==== INPUT

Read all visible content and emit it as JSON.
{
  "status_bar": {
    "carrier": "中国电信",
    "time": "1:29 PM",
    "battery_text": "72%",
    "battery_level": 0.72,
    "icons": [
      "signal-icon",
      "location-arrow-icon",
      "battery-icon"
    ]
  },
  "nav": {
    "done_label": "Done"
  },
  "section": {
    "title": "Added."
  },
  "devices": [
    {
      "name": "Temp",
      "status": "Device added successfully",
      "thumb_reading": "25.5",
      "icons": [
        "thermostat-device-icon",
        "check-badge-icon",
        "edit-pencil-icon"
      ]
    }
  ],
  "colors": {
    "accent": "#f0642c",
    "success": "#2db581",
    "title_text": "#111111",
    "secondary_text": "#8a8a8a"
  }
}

========

**WHAT IS BEING ASKED**
Repeat the material in full, exactly as it stands.

**EXERCISE RESPONSE**
Read all visible content and emit it as JSON.
{
  "status_bar": {
    "carrier": "中国电信",
    "time": "1:29 PM",
    "battery_text": "72%",
    "battery_level": 0.72,
    "icons": [
      "signal-icon",
      "location-arrow-icon",
      "battery-icon"
    ]
  },
  "nav": {
    "done_label": "Done"
  },
  "section": {
    "title": "Added."
  },
  "devices": [
    {
      "name": "Temp",
      "status": "Device added successfully",
      "thumb_reading": "25.5",
      "icons": [
        "thermostat-device-icon",
        "check-badge-icon",
        "edit-pencil-icon"
      ]
    }
  ],
  "colors": {
    "accent": "#f0642c",
    "success": "#2db581",
    "title_text": "#111111",
    "secondary_text": "#8a8a8a"
  }
}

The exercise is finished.